# [WHAT TO PRODUCE]
Transcribe every line of the listing below without any deviation.

# [PROVIDED DATA]
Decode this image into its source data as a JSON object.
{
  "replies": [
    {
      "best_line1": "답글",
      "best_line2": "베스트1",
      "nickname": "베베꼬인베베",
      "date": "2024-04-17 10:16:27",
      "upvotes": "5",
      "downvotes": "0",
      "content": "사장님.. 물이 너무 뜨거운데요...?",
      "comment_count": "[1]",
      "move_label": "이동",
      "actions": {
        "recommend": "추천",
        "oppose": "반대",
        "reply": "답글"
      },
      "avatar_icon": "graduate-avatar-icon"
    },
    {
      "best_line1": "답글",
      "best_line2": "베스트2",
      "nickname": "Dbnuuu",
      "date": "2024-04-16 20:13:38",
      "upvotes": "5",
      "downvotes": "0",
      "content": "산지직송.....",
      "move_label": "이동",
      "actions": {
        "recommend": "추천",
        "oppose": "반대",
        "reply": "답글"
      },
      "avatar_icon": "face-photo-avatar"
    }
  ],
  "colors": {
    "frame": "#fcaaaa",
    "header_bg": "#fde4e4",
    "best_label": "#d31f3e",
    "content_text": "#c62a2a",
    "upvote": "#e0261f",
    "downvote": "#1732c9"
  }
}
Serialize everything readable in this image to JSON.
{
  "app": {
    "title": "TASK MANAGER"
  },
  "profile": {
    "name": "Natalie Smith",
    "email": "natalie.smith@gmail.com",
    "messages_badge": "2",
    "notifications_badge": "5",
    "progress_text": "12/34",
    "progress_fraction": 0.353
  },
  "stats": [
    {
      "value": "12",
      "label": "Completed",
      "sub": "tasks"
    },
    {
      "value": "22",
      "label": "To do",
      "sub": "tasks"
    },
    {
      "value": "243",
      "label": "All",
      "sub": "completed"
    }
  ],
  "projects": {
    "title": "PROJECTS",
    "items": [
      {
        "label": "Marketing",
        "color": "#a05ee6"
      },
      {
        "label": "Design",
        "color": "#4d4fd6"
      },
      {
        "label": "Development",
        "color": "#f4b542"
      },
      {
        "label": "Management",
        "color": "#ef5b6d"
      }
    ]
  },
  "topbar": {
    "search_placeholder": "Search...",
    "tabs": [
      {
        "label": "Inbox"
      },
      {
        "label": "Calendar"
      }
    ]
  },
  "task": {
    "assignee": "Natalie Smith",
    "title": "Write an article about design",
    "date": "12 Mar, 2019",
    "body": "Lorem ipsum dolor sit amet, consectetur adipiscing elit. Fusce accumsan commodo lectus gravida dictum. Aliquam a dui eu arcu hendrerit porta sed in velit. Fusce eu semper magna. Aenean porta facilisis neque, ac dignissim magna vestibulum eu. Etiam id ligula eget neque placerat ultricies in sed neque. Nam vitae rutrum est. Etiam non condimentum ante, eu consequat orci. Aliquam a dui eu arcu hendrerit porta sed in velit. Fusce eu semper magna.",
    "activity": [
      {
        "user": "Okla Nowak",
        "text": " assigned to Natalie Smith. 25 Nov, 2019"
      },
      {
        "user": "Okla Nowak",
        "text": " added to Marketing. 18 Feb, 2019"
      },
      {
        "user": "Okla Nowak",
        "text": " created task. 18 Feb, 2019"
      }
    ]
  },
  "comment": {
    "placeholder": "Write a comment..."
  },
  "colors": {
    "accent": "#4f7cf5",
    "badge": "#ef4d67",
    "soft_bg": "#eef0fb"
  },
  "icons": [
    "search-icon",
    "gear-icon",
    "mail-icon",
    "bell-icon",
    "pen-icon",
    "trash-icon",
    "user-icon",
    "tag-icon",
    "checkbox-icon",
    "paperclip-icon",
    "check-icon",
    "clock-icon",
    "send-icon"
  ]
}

# [WRITTEN SOLUTION]
Decode this image into its source data as a JSON object.
{
  "replies": [
    {
      "best_line1": "답글",
      "best_line2": "베스트1",
      "nickname": "베베꼬인베베",
      "date": "2024-04-17 10:16:27",
      "upvotes": "5",
      "downvotes": "0",
      "content": "사장님.. 물이 너무 뜨거운데요...?",
      "comment_count": "[1]",
      "move_label": "이동",
      "actions": {
        "recommend": "추천",
        "oppose": "반대",
        "reply": "답글"
      },
      "avatar_icon": "graduate-avatar-icon"
    },
    {
      "best_line1": "답글",
      "best_line2": "베스트2",
      "nickname": "Dbnuuu",
      "date": "2024-04-16 20:13:38",
      "upvotes": "5",
      "downvotes": "0",
      "content": "산지직송.....",
      "move_label": "이동",
      "actions": {
        "recommend": "추천",
        "oppose": "반대",
        "reply": "답글"
      },
      "avatar_icon": "face-photo-avatar"
    }
  ],
  "colors": {
    "frame": "#fcaaaa",
    "header_bg": "#fde4e4",
    "best_label": "#d31f3e",
    "content_text": "#c62a2a",
    "upvote": "#e0261f",
    "downvote": "#1732c9"
  }
}
Serialize everything readable in this image to JSON.
{
  "app": {
    "title": "TASK MANAGER"
  },
  "profile": {
    "name": "Natalie Smith",
    "email": "natalie.smith@gmail.com",
    "messages_badge": "2",
    "notifications_badge": "5",
    "progress_text": "12/34",
    "progress_fraction": 0.353
  },
  "stats": [
    {
      "value": "12",
      "label": "Completed",
      "sub": "tasks"
    },
    {
      "value": "22",
      "label": "To do",
      "sub": "tasks"
    },
    {
      "value": "243",
      "label": "All",
      "sub": "completed"
    }
  ],
  "projects": {
    "title": "PROJECTS",
    "items": [
      {
        "label": "Marketing",
        "color": "#a05ee6"
      },
      {
        "label": "Design",
        "color": "#4d4fd6"
      },
      {
        "label": "Development",
        "color": "#f4b542"
      },
      {
        "label": "Management",
        "color": "#ef5b6d"
      }
    ]
  },
  "topbar": {
    "search_placeholder": "Search...",
    "tabs": [
      {
        "label": "Inbox"
      },
      {
        "label": "Calendar"
      }
    ]
  },
  "task": {
    "assignee": "Natalie Smith",
    "title": "Write an article about design",
    "date": "12 Mar, 2019",
    "body": "Lorem ipsum dolor sit amet, consectetur adipiscing elit. Fusce accumsan commodo lectus gravida dictum. Aliquam a dui eu arcu hendrerit porta sed in velit. Fusce eu semper magna. Aenean porta facilisis neque, ac dignissim magna vestibulum eu. Etiam id ligula eget neque placerat ultricies in sed neque. Nam vitae rutrum est. Etiam non condimentum ante, eu consequat orci. Aliquam a dui eu arcu hendrerit porta sed in velit. Fusce eu semper magna.",
    "activity": [
      {
        "user": "Okla Nowak",
        "text": " assigned to Natalie Smith. 25 Nov, 2019"
      },
      {
        "user": "Okla Nowak",
        "text": " added to Marketing. 18 Feb, 2019"
      },
      {
        "user": "Okla Nowak",
        "text": " created task. 18 Feb, 2019"
      }
    ]
  },
  "comment": {
    "placeholder": "Write a comment..."
  },
  "colors": {
    "accent": "#4f7cf5",
    "badge": "#ef4d67",
    "soft_bg": "#eef0fb"
  },
  "icons": [
    "search-icon",
    "gear-icon",
    "mail-icon",
    "bell-icon",
    "pen-icon",
    "trash-icon",
    "user-icon",
    "tag-icon",
    "checkbox-icon",
    "paperclip-icon",
    "check-icon",
    "clock-icon",
    "send-icon"
  ]
}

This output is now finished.